**DATASET CONTENT**
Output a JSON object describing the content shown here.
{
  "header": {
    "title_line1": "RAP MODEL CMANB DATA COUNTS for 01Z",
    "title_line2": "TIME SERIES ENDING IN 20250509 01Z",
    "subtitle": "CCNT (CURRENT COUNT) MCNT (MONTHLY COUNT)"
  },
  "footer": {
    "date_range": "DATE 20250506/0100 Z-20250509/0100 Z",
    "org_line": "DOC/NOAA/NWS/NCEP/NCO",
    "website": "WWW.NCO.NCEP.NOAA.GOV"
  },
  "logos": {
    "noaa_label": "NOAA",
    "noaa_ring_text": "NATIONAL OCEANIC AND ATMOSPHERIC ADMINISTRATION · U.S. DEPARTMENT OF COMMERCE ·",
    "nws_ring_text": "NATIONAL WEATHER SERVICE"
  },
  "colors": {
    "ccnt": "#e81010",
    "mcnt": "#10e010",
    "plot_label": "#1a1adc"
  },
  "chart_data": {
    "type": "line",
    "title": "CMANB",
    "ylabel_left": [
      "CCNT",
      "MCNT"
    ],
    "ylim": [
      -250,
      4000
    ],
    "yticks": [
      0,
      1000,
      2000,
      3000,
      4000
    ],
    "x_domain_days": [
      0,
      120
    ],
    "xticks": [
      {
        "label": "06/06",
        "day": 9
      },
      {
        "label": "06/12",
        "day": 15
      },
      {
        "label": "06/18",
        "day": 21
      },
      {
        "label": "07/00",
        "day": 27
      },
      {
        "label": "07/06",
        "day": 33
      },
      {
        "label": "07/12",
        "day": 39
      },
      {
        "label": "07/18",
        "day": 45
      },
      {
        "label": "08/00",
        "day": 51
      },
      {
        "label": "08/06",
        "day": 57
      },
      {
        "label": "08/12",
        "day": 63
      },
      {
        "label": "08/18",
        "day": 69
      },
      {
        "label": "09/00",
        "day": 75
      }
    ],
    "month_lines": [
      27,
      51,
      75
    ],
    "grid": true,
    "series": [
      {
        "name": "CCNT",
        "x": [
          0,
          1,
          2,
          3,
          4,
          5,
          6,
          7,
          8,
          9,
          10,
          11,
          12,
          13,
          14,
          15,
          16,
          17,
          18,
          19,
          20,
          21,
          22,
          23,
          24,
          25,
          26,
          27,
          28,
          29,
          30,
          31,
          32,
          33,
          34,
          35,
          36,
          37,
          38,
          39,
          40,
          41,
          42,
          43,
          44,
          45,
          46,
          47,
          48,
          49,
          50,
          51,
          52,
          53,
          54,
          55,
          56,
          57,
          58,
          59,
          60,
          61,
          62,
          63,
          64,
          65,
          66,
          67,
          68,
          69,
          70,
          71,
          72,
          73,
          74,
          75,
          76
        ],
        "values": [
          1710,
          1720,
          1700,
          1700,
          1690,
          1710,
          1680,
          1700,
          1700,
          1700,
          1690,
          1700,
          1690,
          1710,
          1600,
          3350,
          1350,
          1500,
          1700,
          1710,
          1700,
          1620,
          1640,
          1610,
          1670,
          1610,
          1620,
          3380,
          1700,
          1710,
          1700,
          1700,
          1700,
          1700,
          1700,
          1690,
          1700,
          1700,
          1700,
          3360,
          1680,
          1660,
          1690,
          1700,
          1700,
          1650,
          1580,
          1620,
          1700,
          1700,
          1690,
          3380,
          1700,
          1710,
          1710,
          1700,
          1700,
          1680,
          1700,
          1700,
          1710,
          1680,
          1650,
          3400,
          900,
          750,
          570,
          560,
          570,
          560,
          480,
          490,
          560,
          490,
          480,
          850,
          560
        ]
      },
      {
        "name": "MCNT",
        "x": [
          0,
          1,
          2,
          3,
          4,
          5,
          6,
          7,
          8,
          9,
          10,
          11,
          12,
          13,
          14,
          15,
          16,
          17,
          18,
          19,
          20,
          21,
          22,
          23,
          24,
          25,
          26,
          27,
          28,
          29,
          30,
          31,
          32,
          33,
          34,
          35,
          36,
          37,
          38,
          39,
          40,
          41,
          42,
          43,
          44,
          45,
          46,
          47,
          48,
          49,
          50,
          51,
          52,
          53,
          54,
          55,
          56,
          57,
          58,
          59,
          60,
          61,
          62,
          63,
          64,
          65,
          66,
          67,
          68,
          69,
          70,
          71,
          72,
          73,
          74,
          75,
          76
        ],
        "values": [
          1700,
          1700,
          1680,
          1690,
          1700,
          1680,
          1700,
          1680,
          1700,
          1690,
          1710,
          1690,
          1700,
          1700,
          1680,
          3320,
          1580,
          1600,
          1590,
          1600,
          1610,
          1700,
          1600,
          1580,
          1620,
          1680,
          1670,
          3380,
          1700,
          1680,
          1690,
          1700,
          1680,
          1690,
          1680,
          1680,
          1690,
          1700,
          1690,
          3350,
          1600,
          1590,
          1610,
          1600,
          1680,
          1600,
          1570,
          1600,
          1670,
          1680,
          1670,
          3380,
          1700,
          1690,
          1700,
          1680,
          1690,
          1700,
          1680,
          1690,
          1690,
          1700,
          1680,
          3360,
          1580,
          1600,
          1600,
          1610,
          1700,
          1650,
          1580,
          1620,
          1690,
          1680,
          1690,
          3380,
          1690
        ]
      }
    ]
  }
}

**WHAT THE EXERCISE ASKS**
Take the lines above and print them exactly.

**RESULT**
Output a JSON object describing the content shown here.
{
  "header": {
    "title_line1": "RAP MODEL CMANB DATA COUNTS for 01Z",
    "title_line2": "TIME SERIES ENDING IN 20250509 01Z",
    "subtitle": "CCNT (CURRENT COUNT) MCNT (MONTHLY COUNT)"
  },
  "footer": {
    "date_range": "DATE 20250506/0100 Z-20250509/0100 Z",
    "org_line": "DOC/NOAA/NWS/NCEP/NCO",
    "website": "WWW.NCO.NCEP.NOAA.GOV"
  },
  "logos": {
    "noaa_label": "NOAA",
    "noaa_ring_text": "NATIONAL OCEANIC AND ATMOSPHERIC ADMINISTRATION · U.S. DEPARTMENT OF COMMERCE ·",
    "nws_ring_text": "NATIONAL WEATHER SERVICE"
  },
  "colors": {
    "ccnt": "#e81010",
    "mcnt": "#10e010",
    "plot_label": "#1a1adc"
  },
  "chart_data": {
    "type": "line",
    "title": "CMANB",
    "ylabel_left": [
      "CCNT",
      "MCNT"
    ],
    "ylim": [
      -250,
      4000
    ],
    "yticks": [
      0,
      1000,
      2000,
      3000,
      4000
    ],
    "x_domain_days": [
      0,
      120
    ],
    "xticks": [
      {
        "label": "06/06",
        "day": 9
      },
      {
        "label": "06/12",
        "day": 15
      },
      {
        "label": "06/18",
        "day": 21
      },
      {
        "label": "07/00",
        "day": 27
      },
      {
        "label": "07/06",
        "day": 33
      },
      {
        "label": "07/12",
        "day": 39
      },
      {
        "label": "07/18",
        "day": 45
      },
      {
        "label": "08/00",
        "day": 51
      },
      {
        "label": "08/06",
        "day": 57
      },
      {
        "label": "08/12",
        "day": 63
      },
      {
        "label": "08/18",
        "day": 69
      },
      {
        "label": "09/00",
        "day": 75
      }
    ],
    "month_lines": [
      27,
      51,
      75
    ],
    "grid": true,
    "series": [
      {
        "name": "CCNT",
        "x": [
          0,
          1,
          2,
          3,
          4,
          5,
          6,
          7,
          8,
          9,
          10,
          11,
          12,
          13,
          14,
          15,
          16,
          17,
          18,
          19,
          20,
          21,
          22,
          23,
          24,
          25,
          26,
          27,
          28,
          29,
          30,
          31,
          32,
          33,
          34,
          35,
          36,
          37,
          38,
          39,
          40,
          41,
          42,
          43,
          44,
          45,
          46,
          47,
          48,
          49,
          50,
          51,
          52,
          53,
          54,
          55,
          56,
          57,
          58,
          59,
          60,
          61,
          62,
          63,
          64,
          65,
          66,
          67,
          68,
          69,
          70,
          71,
          72,
          73,
          74,
          75,
          76
        ],
        "values": [
          1710,
          1720,
          1700,
          1700,
          1690,
          1710,
          1680,
          1700,
          1700,
          1700,
          1690,
          1700,
          1690,
          1710,
          1600,
          3350,
          1350,
          1500,
          1700,
          1710,
          1700,
          1620,
          1640,
          1610,
          1670,
          1610,
          1620,
          3380,
          1700,
          1710,
          1700,
          1700,
          1700,
          1700,
          1700,
          1690,
          1700,
          1700,
          1700,
          3360,
          1680,
          1660,
          1690,
          1700,
          1700,
          1650,
          1580,
          1620,
          1700,
          1700,
          1690,
          3380,
          1700,
          1710,
          1710,
          1700,
          1700,
          1680,
          1700,
          1700,
          1710,
          1680,
          1650,
          3400,
          900,
          750,
          570,
          560,
          570,
          560,
          480,
          490,
          560,
          490,
          480,
          850,
          560
        ]
      },
      {
        "name": "MCNT",
        "x": [
          0,
          1,
          2,
          3,
          4,
          5,
          6,
          7,
          8,
          9,
          10,
          11,
          12,
          13,
          14,
          15,
          16,
          17,
          18,
          19,
          20,
          21,
          22,
          23,
          24,
          25,
          26,
          27,
          28,
          29,
          30,
          31,
          32,
          33,
          34,
          35,
          36,
          37,
          38,
          39,
          40,
          41,
          42,
          43,
          44,
          45,
          46,
          47,
          48,
          49,
          50,
          51,
          52,
          53,
          54,
          55,
          56,
          57,
          58,
          59,
          60,
          61,
          62,
          63,
          64,
          65,
          66,
          67,
          68,
          69,
          70,
          71,
          72,
          73,
          74,
          75,
          76
        ],
        "values": [
          1700,
          1700,
          1680,
          1690,
          1700,
          1680,
          1700,
          1680,
          1700,
          1690,
          1710,
          1690,
          1700,
          1700,
          1680,
          3320,
          1580,
          1600,
          1590,
          1600,
          1610,
          1700,
          1600,
          1580,
          1620,
          1680,
          1670,
          3380,
          1700,
          1680,
          1690,
          1700,
          1680,
          1690,
          1680,
          1680,
          1690,
          1700,
          1690,
          3350,
          1600,
          1590,
          1610,
          1600,
          1680,
          1600,
          1570,
          1600,
          1670,
          1680,
          1670,
          3380,
          1700,
          1690,
          1700,
          1680,
          1690,
          1700,
          1680,
          1690,
          1690,
          1700,
          1680,
          3360,
          1580,
          1600,
          1600,
          1610,
          1700,
          1650,
          1580,
          1620,
          1690,
          1680,
          1690,
          3380,
          1690
        ]
      }
    ]
  }
}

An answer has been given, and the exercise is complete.